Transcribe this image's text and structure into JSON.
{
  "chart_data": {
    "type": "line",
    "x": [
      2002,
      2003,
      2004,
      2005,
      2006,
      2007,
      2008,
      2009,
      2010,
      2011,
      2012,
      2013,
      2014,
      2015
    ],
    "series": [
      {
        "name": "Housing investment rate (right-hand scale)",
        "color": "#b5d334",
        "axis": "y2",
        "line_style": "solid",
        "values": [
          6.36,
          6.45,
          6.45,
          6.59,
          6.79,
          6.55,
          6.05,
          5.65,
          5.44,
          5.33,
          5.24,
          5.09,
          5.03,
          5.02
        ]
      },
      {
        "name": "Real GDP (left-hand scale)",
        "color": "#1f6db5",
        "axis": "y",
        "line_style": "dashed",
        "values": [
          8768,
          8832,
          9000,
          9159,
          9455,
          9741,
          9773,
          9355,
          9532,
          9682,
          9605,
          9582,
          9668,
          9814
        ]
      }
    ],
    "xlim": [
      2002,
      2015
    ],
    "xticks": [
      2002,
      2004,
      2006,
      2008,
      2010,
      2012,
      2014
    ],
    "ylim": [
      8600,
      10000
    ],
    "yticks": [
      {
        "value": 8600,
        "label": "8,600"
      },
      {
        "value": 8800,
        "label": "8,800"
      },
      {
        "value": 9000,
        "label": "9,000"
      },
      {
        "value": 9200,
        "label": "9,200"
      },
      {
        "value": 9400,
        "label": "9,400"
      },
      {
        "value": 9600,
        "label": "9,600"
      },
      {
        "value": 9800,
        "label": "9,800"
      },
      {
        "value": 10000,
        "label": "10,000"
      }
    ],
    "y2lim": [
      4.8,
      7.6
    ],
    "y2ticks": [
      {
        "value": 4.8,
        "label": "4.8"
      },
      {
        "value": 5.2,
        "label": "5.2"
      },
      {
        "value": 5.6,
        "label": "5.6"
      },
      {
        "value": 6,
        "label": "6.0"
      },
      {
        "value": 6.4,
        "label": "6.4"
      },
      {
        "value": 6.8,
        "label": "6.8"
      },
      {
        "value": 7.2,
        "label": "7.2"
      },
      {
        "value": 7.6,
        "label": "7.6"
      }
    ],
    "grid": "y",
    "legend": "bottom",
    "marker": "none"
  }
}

☆ ☆ ☆ ☆ ☆ ☆ ☆

■ Exercise prompt: Set down the entries verbatim, leaving none out.

■ Finished task:
Transcribe this image's text and structure into JSON.
{
  "chart_data": {
    "type": "line",
    "x": [
      2002,
      2003,
      2004,
      2005,
      2006,
      2007,
      2008,
      2009,
      2010,
      2011,
      2012,
      2013,
      2014,
      2015
    ],
    "series": [
      {
        "name": "Housing investment rate (right-hand scale)",
        "color": "#b5d334",
        "axis": "y2",
        "line_style": "solid",
        "values": [
          6.36,
          6.45,
          6.45,
          6.59,
          6.79,
          6.55,
          6.05,
          5.65,
          5.44,
          5.33,
          5.24,
          5.09,
          5.03,
          5.02
        ]
      },
      {
        "name": "Real GDP (left-hand scale)",
        "color": "#1f6db5",
        "axis": "y",
        "line_style": "dashed",
        "values": [
          8768,
          8832,
          9000,
          9159,
          9455,
          9741,
          9773,
          9355,
          9532,
          9682,
          9605,
          9582,
          9668,
          9814
        ]
      }
    ],
    "xlim": [
      2002,
      2015
    ],
    "xticks": [
      2002,
      2004,
      2006,
      2008,
      2010,
      2012,
      2014
    ],
    "ylim": [
      8600,
      10000
    ],
    "yticks": [
      {
        "value": 8600,
        "label": "8,600"
      },
      {
        "value": 8800,
        "label": "8,800"
      },
      {
        "value": 9000,
        "label": "9,000"
      },
      {
        "value": 9200,
        "label": "9,200"
      },
      {
        "value": 9400,
        "label": "9,400"
      },
      {
        "value": 9600,
        "label": "9,600"
      },
      {
        "value": 9800,
        "label": "9,800"
      },
      {
        "value": 10000,
        "label": "10,000"
      }
    ],
    "y2lim": [
      4.8,
      7.6
    ],
    "y2ticks": [
      {
        "value": 4.8,
        "label": "4.8"
      },
      {
        "value": 5.2,
        "label": "5.2"
      },
      {
        "value": 5.6,
        "label": "5.6"
      },
      {
        "value": 6,
        "label": "6.0"
      },
      {
        "value": 6.4,
        "label": "6.4"
      },
      {
        "value": 6.8,
        "label": "6.8"
      },
      {
        "value": 7.2,
        "label": "7.2"
      },
      {
        "value": 7.6,
        "label": "7.6"
      }
    ],
    "grid": "y",
    "legend": "bottom",
    "marker": "none"
  }
}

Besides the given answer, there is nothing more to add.